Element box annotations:
----------
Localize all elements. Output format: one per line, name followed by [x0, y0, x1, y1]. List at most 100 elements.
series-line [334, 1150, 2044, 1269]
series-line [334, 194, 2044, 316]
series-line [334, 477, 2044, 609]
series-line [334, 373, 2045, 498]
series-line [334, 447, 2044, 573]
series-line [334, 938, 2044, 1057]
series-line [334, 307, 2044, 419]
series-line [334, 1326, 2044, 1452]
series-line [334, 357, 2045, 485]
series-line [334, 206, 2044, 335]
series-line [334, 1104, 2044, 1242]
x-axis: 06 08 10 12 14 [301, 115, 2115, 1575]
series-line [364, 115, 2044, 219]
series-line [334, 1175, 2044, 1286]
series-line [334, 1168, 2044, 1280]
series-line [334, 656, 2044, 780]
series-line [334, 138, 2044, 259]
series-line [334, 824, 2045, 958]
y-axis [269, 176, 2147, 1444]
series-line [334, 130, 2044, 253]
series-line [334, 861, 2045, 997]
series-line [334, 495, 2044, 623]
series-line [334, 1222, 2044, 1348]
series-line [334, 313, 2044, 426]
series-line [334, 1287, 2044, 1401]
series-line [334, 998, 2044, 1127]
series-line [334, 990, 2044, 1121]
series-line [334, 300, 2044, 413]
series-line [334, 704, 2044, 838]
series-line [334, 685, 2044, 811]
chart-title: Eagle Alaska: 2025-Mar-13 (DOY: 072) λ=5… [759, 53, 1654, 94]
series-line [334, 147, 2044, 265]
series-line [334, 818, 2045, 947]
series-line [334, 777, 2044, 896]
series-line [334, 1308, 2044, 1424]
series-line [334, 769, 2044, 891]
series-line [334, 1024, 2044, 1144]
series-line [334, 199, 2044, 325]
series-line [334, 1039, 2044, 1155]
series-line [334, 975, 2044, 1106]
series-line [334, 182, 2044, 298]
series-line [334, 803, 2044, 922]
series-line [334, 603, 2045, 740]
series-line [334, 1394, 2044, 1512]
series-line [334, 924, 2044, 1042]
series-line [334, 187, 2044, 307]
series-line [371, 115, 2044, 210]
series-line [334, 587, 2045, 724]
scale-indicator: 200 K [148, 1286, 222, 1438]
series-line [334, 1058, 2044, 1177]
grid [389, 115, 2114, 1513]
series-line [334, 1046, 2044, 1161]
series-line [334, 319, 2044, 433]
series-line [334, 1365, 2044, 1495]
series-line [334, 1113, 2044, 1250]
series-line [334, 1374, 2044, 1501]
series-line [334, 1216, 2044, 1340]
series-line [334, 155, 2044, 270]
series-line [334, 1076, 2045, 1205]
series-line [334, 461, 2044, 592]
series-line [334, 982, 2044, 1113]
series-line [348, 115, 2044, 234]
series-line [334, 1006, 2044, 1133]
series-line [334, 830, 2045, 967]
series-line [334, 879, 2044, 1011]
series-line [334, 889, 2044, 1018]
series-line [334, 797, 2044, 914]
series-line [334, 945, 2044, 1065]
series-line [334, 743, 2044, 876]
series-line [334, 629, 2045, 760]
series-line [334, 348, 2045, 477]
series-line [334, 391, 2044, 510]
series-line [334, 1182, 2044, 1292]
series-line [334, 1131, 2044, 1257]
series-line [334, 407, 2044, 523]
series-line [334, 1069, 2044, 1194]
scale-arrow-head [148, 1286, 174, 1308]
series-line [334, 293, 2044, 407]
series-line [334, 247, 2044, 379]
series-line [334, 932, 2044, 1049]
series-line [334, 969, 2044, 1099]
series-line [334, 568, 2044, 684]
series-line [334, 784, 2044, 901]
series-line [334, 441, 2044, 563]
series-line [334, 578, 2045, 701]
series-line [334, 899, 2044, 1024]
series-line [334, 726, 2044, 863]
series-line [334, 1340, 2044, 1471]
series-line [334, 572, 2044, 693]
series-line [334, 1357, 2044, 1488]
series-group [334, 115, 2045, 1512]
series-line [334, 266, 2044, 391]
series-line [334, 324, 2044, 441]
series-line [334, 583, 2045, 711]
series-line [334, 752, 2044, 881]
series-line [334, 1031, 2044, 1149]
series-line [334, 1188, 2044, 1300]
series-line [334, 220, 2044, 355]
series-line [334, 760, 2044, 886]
----------
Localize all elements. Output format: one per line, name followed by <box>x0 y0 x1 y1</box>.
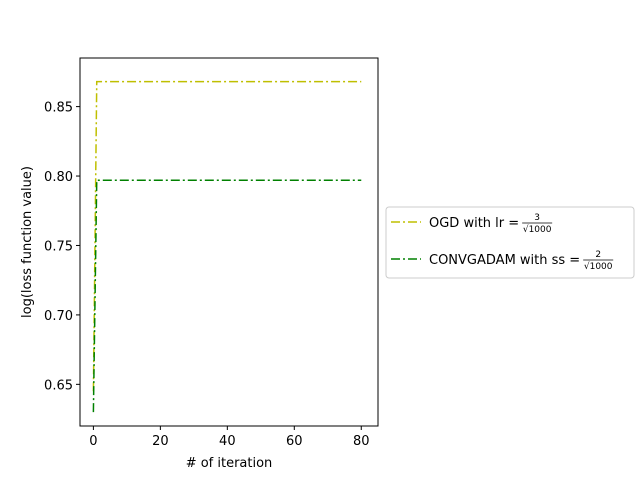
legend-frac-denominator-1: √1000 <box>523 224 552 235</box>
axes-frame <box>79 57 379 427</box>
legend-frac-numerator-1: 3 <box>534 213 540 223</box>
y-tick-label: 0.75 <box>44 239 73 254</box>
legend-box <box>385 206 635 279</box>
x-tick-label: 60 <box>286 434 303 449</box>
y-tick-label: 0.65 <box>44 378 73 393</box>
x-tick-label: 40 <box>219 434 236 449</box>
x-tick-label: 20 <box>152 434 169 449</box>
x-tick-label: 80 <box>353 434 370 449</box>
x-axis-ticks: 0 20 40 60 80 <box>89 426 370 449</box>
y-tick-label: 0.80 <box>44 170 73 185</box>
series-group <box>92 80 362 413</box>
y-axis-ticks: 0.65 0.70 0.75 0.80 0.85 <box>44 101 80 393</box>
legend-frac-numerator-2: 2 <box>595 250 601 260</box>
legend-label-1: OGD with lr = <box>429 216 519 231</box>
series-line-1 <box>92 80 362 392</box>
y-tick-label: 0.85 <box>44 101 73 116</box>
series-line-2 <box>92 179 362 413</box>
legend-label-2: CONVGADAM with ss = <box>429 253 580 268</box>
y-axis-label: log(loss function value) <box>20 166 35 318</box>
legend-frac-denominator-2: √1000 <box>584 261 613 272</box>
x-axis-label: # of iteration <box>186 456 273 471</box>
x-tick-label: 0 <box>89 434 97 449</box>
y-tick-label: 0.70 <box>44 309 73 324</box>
----------
▶ **Given exercise**: Output the part of the data that opens with the line containing "most 100 elements." and closes with the line containing "series-line [334, 1326, 2044, 1452]" as a Markdown table with two columns, Row and Line. Give each line a row number and leave out blank lines.

▶ **Output of the task**:
| Row | Line |
|---|---|
| 1 | Localize all elements. Output format: one per line, name followed by [x0, y0, x1, y1]. List at most 100 elements. |
| 2 | series-line [334, 1150, 2044, 1269] |
| 3 | series-line [334, 194, 2044, 316] |
| 4 | series-line [334, 477, 2044, 609] |
| 5 | series-line [334, 373, 2045, 498] |
| 6 | series-line [334, 447, 2044, 573] |
| 7 | series-line [334, 938, 2044, 1057] |
| 8 | series-line [334, 307, 2044, 419] |
| 9 | series-line [334, 1326, 2044, 1452] |